Rio Grande

Covid-19

Furg e HU/Ebserh vão realizar 4 mil testes moleculares para diagnóstico do coronavírus em RG

Por Assessoria , 03/04/2020, 18h09

Uma iniciativa da Universidade Federal do Rio Grande (Furg) e de seu Hospital Universitário Dr. Miguel Riet Corrêa Jr, que é vinculado à Empresa Brasileira de Serviços Hospitalares (Ebserh), vai disponibilizar ao município do Rio Grande 4 mil testes moleculares (RT-PCR) para o coronavírus. Diferente do teste rápido, que só pode ser realizado após o sétimo dia de sintomas e indica se o paciente já contraiu ou está imune ao vírus, o teste molecular apresenta um exame biológico completo e permite identificar a presença do vírus já nos primeiros dias da doença.

Na manhã desta sexta, 3, o Conselho Curador da Fundação de Apoio ao Hospital de Ensino do Rio Grande (Faherg) se reuniu por videoconferência e aprovou o uso de R$ 430 mil de seu fundo de contingência. O recurso será utilizado para a aquisição dos materiais de consumo dos testes e também para as adaptações estruturais necessárias para que o Laboratório de Análises Clínicas (LAC) e outros três laboratórios da Área Interdisciplinar de Ciências Médicas do HU possam processar os exames.

A compra será feita hoje e o prazo para entrega é de 20 a 30 dias, período que será dedicado à reforma dos espaços. “Ainda não estamos em situação tão grave. Por isso o momento de agir é agora”, explica o vice-reitor da Furg, Danilo Giroldo.

Dados de origem

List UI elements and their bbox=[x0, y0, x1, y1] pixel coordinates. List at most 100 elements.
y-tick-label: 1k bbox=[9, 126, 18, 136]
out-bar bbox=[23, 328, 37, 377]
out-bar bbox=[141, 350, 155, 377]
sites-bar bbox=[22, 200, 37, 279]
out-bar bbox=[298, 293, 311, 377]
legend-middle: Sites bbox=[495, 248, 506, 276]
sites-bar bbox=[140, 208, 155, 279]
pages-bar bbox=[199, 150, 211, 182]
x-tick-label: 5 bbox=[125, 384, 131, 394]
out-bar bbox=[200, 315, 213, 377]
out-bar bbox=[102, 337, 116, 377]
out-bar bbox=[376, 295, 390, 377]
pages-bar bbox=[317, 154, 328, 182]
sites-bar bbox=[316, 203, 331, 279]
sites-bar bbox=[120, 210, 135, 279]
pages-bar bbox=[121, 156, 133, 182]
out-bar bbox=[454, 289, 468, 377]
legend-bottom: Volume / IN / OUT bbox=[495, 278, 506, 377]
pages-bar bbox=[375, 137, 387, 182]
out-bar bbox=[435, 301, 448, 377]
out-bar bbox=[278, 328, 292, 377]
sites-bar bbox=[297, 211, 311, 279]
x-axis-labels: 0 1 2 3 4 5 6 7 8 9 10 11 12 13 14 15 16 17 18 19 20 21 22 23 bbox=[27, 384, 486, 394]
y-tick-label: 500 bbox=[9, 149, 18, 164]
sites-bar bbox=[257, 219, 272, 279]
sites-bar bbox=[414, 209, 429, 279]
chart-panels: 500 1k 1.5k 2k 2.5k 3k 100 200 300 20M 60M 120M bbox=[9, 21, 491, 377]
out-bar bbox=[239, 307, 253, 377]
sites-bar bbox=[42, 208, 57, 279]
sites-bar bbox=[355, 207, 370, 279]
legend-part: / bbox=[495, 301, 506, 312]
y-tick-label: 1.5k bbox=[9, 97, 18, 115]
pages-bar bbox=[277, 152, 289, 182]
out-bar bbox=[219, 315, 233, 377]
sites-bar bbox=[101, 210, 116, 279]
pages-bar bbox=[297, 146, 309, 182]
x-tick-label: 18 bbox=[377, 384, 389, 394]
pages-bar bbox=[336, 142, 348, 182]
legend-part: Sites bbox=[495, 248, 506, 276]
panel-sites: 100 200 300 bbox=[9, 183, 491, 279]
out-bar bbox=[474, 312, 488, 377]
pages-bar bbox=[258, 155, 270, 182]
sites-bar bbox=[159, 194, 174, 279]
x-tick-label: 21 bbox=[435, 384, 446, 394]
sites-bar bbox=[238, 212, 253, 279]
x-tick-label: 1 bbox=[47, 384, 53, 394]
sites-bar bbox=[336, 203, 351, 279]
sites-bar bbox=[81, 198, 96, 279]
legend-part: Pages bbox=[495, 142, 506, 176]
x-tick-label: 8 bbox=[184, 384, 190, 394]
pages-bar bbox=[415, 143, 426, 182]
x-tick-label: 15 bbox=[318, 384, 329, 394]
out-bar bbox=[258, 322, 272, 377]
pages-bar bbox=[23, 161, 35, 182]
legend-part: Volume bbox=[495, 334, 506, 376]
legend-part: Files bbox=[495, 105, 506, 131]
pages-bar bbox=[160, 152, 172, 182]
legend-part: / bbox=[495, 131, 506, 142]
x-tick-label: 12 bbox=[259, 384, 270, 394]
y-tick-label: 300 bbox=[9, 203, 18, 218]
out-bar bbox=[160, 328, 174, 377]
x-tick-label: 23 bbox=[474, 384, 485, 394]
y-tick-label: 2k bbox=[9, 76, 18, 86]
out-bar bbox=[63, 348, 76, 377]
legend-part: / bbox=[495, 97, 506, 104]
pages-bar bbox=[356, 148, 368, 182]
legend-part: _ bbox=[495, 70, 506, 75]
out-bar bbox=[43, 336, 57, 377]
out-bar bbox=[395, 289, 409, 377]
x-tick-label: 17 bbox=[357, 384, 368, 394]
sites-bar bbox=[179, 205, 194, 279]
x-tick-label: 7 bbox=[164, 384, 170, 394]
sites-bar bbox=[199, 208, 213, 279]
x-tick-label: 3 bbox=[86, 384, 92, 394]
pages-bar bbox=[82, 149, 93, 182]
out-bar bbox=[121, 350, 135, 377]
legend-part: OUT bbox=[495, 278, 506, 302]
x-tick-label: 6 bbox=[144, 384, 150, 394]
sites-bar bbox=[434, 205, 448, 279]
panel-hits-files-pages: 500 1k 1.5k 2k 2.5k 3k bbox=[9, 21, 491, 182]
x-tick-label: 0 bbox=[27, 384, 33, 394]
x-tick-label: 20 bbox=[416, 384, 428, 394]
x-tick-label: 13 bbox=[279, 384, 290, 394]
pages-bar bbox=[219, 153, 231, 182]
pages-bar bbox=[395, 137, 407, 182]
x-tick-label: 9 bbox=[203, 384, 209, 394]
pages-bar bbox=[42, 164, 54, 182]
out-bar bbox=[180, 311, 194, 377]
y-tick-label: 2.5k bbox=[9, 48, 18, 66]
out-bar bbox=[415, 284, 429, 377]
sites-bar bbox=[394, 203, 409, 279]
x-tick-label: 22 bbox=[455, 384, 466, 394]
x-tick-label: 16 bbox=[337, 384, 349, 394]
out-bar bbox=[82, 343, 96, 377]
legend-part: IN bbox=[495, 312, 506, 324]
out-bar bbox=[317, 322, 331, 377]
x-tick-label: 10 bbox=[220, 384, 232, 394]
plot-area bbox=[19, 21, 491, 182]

O que fazer
1. Na notícia sobre os testes de coronavírus em Rio Grande, qual motivo o vice-reitor da Furg dá para agir agora? Responda em uma a três frases.
2. Dê sequência à notícia sobre os testes de coronavírus em Rio Grande, começando logo depois da última frase.

Respostas
1. O vice-reitor Danilo Giroldo diz que a situação ainda não está tão grave. Por isso, para ele, agora é o momento de agir.

2.
A iniciativa se soma à da Prefeitura Municipal do Rio Grande, que está adquirindo cerca 1,5 mil testes rápidos, número que, em parceria com a sociedade civil organizada e outras instituições, a Furg quer fazer chegar em 8 mil. Giroldo observa que a iniciativa tem dois objetivos: “Primeiro, vamos ter testes disponíveis para quem está na linha de frente. Quando uma pessoa está com suspeita da doença, ela e todos que tiveram contato com ela têm que ficar em isolamento e se perde um conjunto de pessoas de áreas essenciais por até 14 dias. Com essa testagem em Rio Grande a gente vai conseguir testar rápido. Se tiverem contaminadas, as pessoas vão para isolamento, se não tiverem, poderão voltar logo ao trabalho”. O vice-reitor refere-se a profissionais de saúde, forças de segurança, trabalhadores portuários e de serviços essenciais. O segundo objetivo é estratégico: “Esse número, 4 mil testes moleculares, mais 8 mil testes sorológicos, vai permitir que a gente tenha um panorama mais claro da evolução da doença e vamos poder tomar decisões com mais clareza, o que só é possível analisar quando dispomos de um volume maior de testes”, finaliza.